* **Do this**
Among the entries below, find how many lines carry the word "Basis" and state only that figure.

#####

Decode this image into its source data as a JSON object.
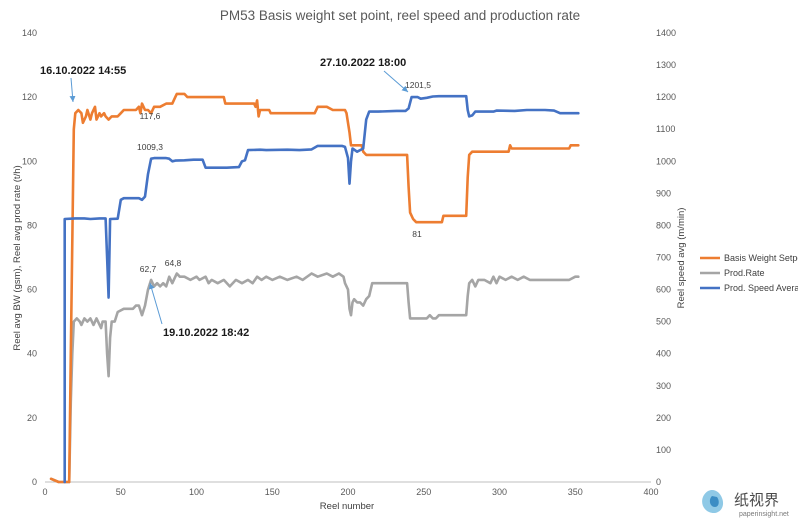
{
  "chart_data": {
    "type": "line",
    "title": "PM53 Basis weight set point, reel speed and production rate",
    "xlabel": "Reel number",
    "ylabel_left": "Reel avg BW (gsm), Reel avg prod rate (t/h)",
    "ylabel_right": "Reel speed avg (m/min)",
    "xlim": [
      0,
      400
    ],
    "xticks": [
      0,
      50,
      100,
      150,
      200,
      250,
      300,
      350,
      400
    ],
    "ylim_left": [
      0,
      140
    ],
    "yticks_left": [
      0,
      20,
      40,
      60,
      80,
      100,
      120,
      140
    ],
    "ylim_right": [
      0,
      1400
    ],
    "yticks_right": [
      0,
      100,
      200,
      300,
      400,
      500,
      600,
      700,
      800,
      900,
      1000,
      1100,
      1200,
      1300,
      1400
    ],
    "grid": false,
    "legend_position": "right",
    "series": [
      {
        "name": "Basis Weight Setpoint",
        "color": "#ED7D31",
        "axis": "left",
        "points": [
          [
            4,
            1
          ],
          [
            9,
            0
          ],
          [
            14,
            0
          ],
          [
            16,
            0
          ],
          [
            17,
            40
          ],
          [
            18,
            75
          ],
          [
            19,
            110
          ],
          [
            20,
            115
          ],
          [
            22,
            116
          ],
          [
            24,
            115
          ],
          [
            25,
            112
          ],
          [
            27,
            114
          ],
          [
            28,
            116
          ],
          [
            30,
            113
          ],
          [
            31,
            115
          ],
          [
            33,
            117
          ],
          [
            34,
            113
          ],
          [
            36,
            115
          ],
          [
            37,
            114
          ],
          [
            39,
            115
          ],
          [
            40,
            114
          ],
          [
            42,
            113
          ],
          [
            44,
            114
          ],
          [
            46,
            114
          ],
          [
            48,
            114
          ],
          [
            50,
            115
          ],
          [
            52,
            116
          ],
          [
            56,
            116
          ],
          [
            60,
            116
          ],
          [
            62,
            117
          ],
          [
            63,
            115
          ],
          [
            64,
            118
          ],
          [
            66,
            116
          ],
          [
            68,
            116
          ],
          [
            70,
            115
          ],
          [
            72,
            117
          ],
          [
            76,
            117
          ],
          [
            80,
            118
          ],
          [
            84,
            118
          ],
          [
            86,
            120
          ],
          [
            87,
            121
          ],
          [
            92,
            121
          ],
          [
            94,
            120
          ],
          [
            100,
            120
          ],
          [
            110,
            120
          ],
          [
            118,
            120
          ],
          [
            119,
            118
          ],
          [
            132,
            118
          ],
          [
            138,
            118
          ],
          [
            139,
            117
          ],
          [
            140,
            119
          ],
          [
            141,
            114
          ],
          [
            142,
            116
          ],
          [
            148,
            116
          ],
          [
            149,
            115
          ],
          [
            160,
            115
          ],
          [
            178,
            115
          ],
          [
            180,
            117
          ],
          [
            186,
            117
          ],
          [
            190,
            116
          ],
          [
            198,
            116
          ],
          [
            199,
            115
          ],
          [
            200,
            112
          ],
          [
            201,
            109
          ],
          [
            202,
            105
          ],
          [
            206,
            105
          ],
          [
            209,
            105
          ],
          [
            210,
            103
          ],
          [
            212,
            102
          ],
          [
            214,
            102
          ],
          [
            230,
            102
          ],
          [
            239,
            102
          ],
          [
            240,
            92
          ],
          [
            241,
            84
          ],
          [
            243,
            82
          ],
          [
            245,
            81
          ],
          [
            262,
            81
          ],
          [
            263,
            83
          ],
          [
            278,
            83
          ],
          [
            279,
            95
          ],
          [
            280,
            102
          ],
          [
            282,
            103
          ],
          [
            296,
            103
          ],
          [
            298,
            103
          ],
          [
            300,
            103
          ],
          [
            306,
            103
          ],
          [
            307,
            105
          ],
          [
            308,
            104
          ],
          [
            340,
            104
          ],
          [
            346,
            104
          ],
          [
            347,
            105
          ],
          [
            352,
            105
          ]
        ]
      },
      {
        "name": "Prod.Rate",
        "color": "#A5A5A5",
        "axis": "left",
        "points": [
          [
            4,
            1
          ],
          [
            9,
            0
          ],
          [
            14,
            0
          ],
          [
            16,
            0
          ],
          [
            17,
            25
          ],
          [
            18,
            40
          ],
          [
            19,
            50
          ],
          [
            21,
            51
          ],
          [
            23,
            50
          ],
          [
            24,
            49
          ],
          [
            26,
            51
          ],
          [
            28,
            50
          ],
          [
            30,
            51
          ],
          [
            32,
            49
          ],
          [
            34,
            51
          ],
          [
            35,
            50
          ],
          [
            37,
            48
          ],
          [
            38,
            50
          ],
          [
            40,
            50
          ],
          [
            41,
            40
          ],
          [
            42,
            33
          ],
          [
            43,
            45
          ],
          [
            44,
            50
          ],
          [
            46,
            50
          ],
          [
            48,
            53
          ],
          [
            52,
            54
          ],
          [
            58,
            54
          ],
          [
            60,
            55
          ],
          [
            62,
            55
          ],
          [
            64,
            52
          ],
          [
            66,
            55
          ],
          [
            68,
            60
          ],
          [
            70,
            63
          ],
          [
            72,
            61
          ],
          [
            74,
            62
          ],
          [
            76,
            61
          ],
          [
            78,
            62
          ],
          [
            80,
            61
          ],
          [
            82,
            64
          ],
          [
            84,
            62
          ],
          [
            86,
            64
          ],
          [
            87,
            65
          ],
          [
            89,
            64
          ],
          [
            92,
            64
          ],
          [
            96,
            63
          ],
          [
            100,
            64
          ],
          [
            102,
            63
          ],
          [
            106,
            64
          ],
          [
            108,
            62
          ],
          [
            110,
            63
          ],
          [
            114,
            62
          ],
          [
            118,
            63
          ],
          [
            122,
            61
          ],
          [
            126,
            63
          ],
          [
            130,
            62
          ],
          [
            134,
            63
          ],
          [
            137,
            62
          ],
          [
            140,
            64
          ],
          [
            143,
            63
          ],
          [
            146,
            64
          ],
          [
            150,
            63
          ],
          [
            155,
            64
          ],
          [
            160,
            63
          ],
          [
            166,
            64
          ],
          [
            170,
            63
          ],
          [
            176,
            65
          ],
          [
            180,
            64
          ],
          [
            186,
            65
          ],
          [
            190,
            64
          ],
          [
            194,
            65
          ],
          [
            197,
            64
          ],
          [
            198,
            62
          ],
          [
            200,
            60
          ],
          [
            201,
            54
          ],
          [
            202,
            52
          ],
          [
            203,
            56
          ],
          [
            204,
            57
          ],
          [
            206,
            56
          ],
          [
            208,
            56
          ],
          [
            210,
            55
          ],
          [
            212,
            57
          ],
          [
            214,
            58
          ],
          [
            216,
            62
          ],
          [
            220,
            62
          ],
          [
            226,
            62
          ],
          [
            232,
            62
          ],
          [
            239,
            62
          ],
          [
            240,
            56
          ],
          [
            241,
            51
          ],
          [
            248,
            51
          ],
          [
            252,
            51
          ],
          [
            254,
            52
          ],
          [
            256,
            51
          ],
          [
            258,
            51
          ],
          [
            260,
            52
          ],
          [
            270,
            52
          ],
          [
            278,
            52
          ],
          [
            279,
            58
          ],
          [
            280,
            62
          ],
          [
            282,
            63
          ],
          [
            284,
            61
          ],
          [
            286,
            63
          ],
          [
            290,
            63
          ],
          [
            294,
            62
          ],
          [
            296,
            64
          ],
          [
            298,
            62
          ],
          [
            300,
            64
          ],
          [
            304,
            63
          ],
          [
            308,
            64
          ],
          [
            312,
            63
          ],
          [
            316,
            64
          ],
          [
            320,
            63
          ],
          [
            330,
            63
          ],
          [
            340,
            63
          ],
          [
            346,
            63
          ],
          [
            350,
            64
          ],
          [
            352,
            64
          ]
        ]
      },
      {
        "name": "Prod. Speed Average",
        "color": "#4472C4",
        "axis": "right",
        "points": [
          [
            13,
            0
          ],
          [
            13,
            820
          ],
          [
            20,
            822
          ],
          [
            26,
            822
          ],
          [
            30,
            820
          ],
          [
            36,
            822
          ],
          [
            40,
            822
          ],
          [
            41,
            700
          ],
          [
            42,
            575
          ],
          [
            43,
            820
          ],
          [
            48,
            821
          ],
          [
            50,
            880
          ],
          [
            52,
            885
          ],
          [
            62,
            885
          ],
          [
            64,
            880
          ],
          [
            66,
            890
          ],
          [
            68,
            960
          ],
          [
            70,
            1008
          ],
          [
            72,
            1010
          ],
          [
            80,
            1010
          ],
          [
            82,
            1008
          ],
          [
            84,
            1000
          ],
          [
            86,
            1002
          ],
          [
            92,
            1003
          ],
          [
            98,
            1005
          ],
          [
            104,
            1005
          ],
          [
            106,
            980
          ],
          [
            120,
            980
          ],
          [
            128,
            982
          ],
          [
            130,
            1000
          ],
          [
            132,
            1003
          ],
          [
            134,
            1035
          ],
          [
            142,
            1036
          ],
          [
            146,
            1035
          ],
          [
            160,
            1036
          ],
          [
            168,
            1035
          ],
          [
            176,
            1037
          ],
          [
            180,
            1048
          ],
          [
            196,
            1048
          ],
          [
            198,
            1045
          ],
          [
            200,
            1010
          ],
          [
            201,
            930
          ],
          [
            202,
            1000
          ],
          [
            203,
            1040
          ],
          [
            206,
            1030
          ],
          [
            208,
            1035
          ],
          [
            210,
            1040
          ],
          [
            212,
            1130
          ],
          [
            214,
            1155
          ],
          [
            220,
            1155
          ],
          [
            232,
            1157
          ],
          [
            238,
            1157
          ],
          [
            240,
            1165
          ],
          [
            242,
            1200
          ],
          [
            246,
            1200
          ],
          [
            248,
            1195
          ],
          [
            252,
            1198
          ],
          [
            256,
            1202
          ],
          [
            260,
            1203
          ],
          [
            278,
            1203
          ],
          [
            279,
            1160
          ],
          [
            280,
            1140
          ],
          [
            282,
            1143
          ],
          [
            284,
            1155
          ],
          [
            296,
            1155
          ],
          [
            298,
            1158
          ],
          [
            310,
            1157
          ],
          [
            318,
            1160
          ],
          [
            330,
            1160
          ],
          [
            336,
            1158
          ],
          [
            340,
            1150
          ],
          [
            352,
            1150
          ]
        ]
      }
    ],
    "data_labels": [
      {
        "text": "117,6",
        "series": "Basis Weight Setpoint"
      },
      {
        "text": "81",
        "series": "Basis Weight Setpoint"
      },
      {
        "text": "62,7",
        "series": "Prod.Rate"
      },
      {
        "text": "64,8",
        "series": "Prod.Rate"
      },
      {
        "text": "1009,3",
        "series": "Prod. Speed Average"
      },
      {
        "text": "1201,5",
        "series": "Prod. Speed Average"
      }
    ],
    "annotations": [
      {
        "text": "16.10.2022 14:55"
      },
      {
        "text": "19.10.2022 18:42"
      },
      {
        "text": "27.10.2022 18:00"
      }
    ]
  },
  "watermark": {
    "brand_text": "纸视界",
    "site_text": "paperinsight.net"
  }
}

#####

* **Result below**
4